* The problem: Repeat the listing in full. Nothing may be added or left out.

═════ Exercise material ═════

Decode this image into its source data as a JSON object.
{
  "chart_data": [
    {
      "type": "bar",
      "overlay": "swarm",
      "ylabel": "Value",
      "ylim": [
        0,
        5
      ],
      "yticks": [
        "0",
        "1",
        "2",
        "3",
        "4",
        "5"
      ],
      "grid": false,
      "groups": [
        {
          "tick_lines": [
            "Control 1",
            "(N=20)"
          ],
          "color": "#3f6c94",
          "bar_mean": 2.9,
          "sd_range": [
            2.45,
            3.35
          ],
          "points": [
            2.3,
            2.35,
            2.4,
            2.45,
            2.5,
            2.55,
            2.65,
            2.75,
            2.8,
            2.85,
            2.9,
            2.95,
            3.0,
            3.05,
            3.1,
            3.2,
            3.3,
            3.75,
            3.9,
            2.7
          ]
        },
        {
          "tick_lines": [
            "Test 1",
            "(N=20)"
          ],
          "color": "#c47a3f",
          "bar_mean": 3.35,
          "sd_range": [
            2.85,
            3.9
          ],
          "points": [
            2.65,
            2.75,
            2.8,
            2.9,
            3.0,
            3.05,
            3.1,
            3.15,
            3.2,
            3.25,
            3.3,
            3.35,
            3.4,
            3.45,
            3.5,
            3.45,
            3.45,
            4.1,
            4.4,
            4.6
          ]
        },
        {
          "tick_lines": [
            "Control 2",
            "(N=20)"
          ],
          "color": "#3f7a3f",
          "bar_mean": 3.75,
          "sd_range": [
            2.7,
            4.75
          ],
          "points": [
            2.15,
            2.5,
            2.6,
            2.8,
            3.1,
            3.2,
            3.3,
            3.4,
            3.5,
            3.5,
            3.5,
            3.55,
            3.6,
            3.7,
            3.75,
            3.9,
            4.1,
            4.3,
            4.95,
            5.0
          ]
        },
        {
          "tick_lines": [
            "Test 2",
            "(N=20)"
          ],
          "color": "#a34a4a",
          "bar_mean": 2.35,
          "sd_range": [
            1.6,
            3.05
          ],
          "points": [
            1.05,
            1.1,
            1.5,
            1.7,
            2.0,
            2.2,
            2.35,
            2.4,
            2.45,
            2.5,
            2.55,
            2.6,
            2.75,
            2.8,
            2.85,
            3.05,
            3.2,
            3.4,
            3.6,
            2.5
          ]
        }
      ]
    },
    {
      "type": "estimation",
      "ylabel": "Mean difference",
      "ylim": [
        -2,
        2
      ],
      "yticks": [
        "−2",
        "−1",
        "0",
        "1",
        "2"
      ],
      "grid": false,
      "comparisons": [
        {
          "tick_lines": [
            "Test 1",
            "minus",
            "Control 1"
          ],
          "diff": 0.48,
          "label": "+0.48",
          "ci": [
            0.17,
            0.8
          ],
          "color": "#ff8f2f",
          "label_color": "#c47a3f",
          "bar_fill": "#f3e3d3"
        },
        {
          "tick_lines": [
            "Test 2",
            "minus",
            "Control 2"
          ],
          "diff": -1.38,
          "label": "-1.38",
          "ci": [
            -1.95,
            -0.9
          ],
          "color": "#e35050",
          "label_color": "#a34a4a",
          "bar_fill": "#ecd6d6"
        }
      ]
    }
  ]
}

═════

* The reply:
Decode this image into its source data as a JSON object.
{
  "chart_data": [
    {
      "type": "bar",
      "overlay": "swarm",
      "ylabel": "Value",
      "ylim": [
        0,
        5
      ],
      "yticks": [
        "0",
        "1",
        "2",
        "3",
        "4",
        "5"
      ],
      "grid": false,
      "groups": [
        {
          "tick_lines": [
            "Control 1",
            "(N=20)"
          ],
          "color": "#3f6c94",
          "bar_mean": 2.9,
          "sd_range": [
            2.45,
            3.35
          ],
          "points": [
            2.3,
            2.35,
            2.4,
            2.45,
            2.5,
            2.55,
            2.65,
            2.75,
            2.8,
            2.85,
            2.9,
            2.95,
            3.0,
            3.05,
            3.1,
            3.2,
            3.3,
            3.75,
            3.9,
            2.7
          ]
        },
        {
          "tick_lines": [
            "Test 1",
            "(N=20)"
          ],
          "color": "#c47a3f",
          "bar_mean": 3.35,
          "sd_range": [
            2.85,
            3.9
          ],
          "points": [
            2.65,
            2.75,
            2.8,
            2.9,
            3.0,
            3.05,
            3.1,
            3.15,
            3.2,
            3.25,
            3.3,
            3.35,
            3.4,
            3.45,
            3.5,
            3.45,
            3.45,
            4.1,
            4.4,
            4.6
          ]
        },
        {
          "tick_lines": [
            "Control 2",
            "(N=20)"
          ],
          "color": "#3f7a3f",
          "bar_mean": 3.75,
          "sd_range": [
            2.7,
            4.75
          ],
          "points": [
            2.15,
            2.5,
            2.6,
            2.8,
            3.1,
            3.2,
            3.3,
            3.4,
            3.5,
            3.5,
            3.5,
            3.55,
            3.6,
            3.7,
            3.75,
            3.9,
            4.1,
            4.3,
            4.95,
            5.0
          ]
        },
        {
          "tick_lines": [
            "Test 2",
            "(N=20)"
          ],
          "color": "#a34a4a",
          "bar_mean": 2.35,
          "sd_range": [
            1.6,
            3.05
          ],
          "points": [
            1.05,
            1.1,
            1.5,
            1.7,
            2.0,
            2.2,
            2.35,
            2.4,
            2.45,
            2.5,
            2.55,
            2.6,
            2.75,
            2.8,
            2.85,
            3.05,
            3.2,
            3.4,
            3.6,
            2.5
          ]
        }
      ]
    },
    {
      "type": "estimation",
      "ylabel": "Mean difference",
      "ylim": [
        -2,
        2
      ],
      "yticks": [
        "−2",
        "−1",
        "0",
        "1",
        "2"
      ],
      "grid": false,
      "comparisons": [
        {
          "tick_lines": [
            "Test 1",
            "minus",
            "Control 1"
          ],
          "diff": 0.48,
          "label": "+0.48",
          "ci": [
            0.17,
            0.8
          ],
          "color": "#ff8f2f",
          "label_color": "#c47a3f",
          "bar_fill": "#f3e3d3"
        },
        {
          "tick_lines": [
            "Test 2",
            "minus",
            "Control 2"
          ],
          "diff": -1.38,
          "label": "-1.38",
          "ci": [
            -1.95,
            -0.9
          ],
          "color": "#e35050",
          "label_color": "#a34a4a",
          "bar_fill": "#ecd6d6"
        }
      ]
    }
  ]
}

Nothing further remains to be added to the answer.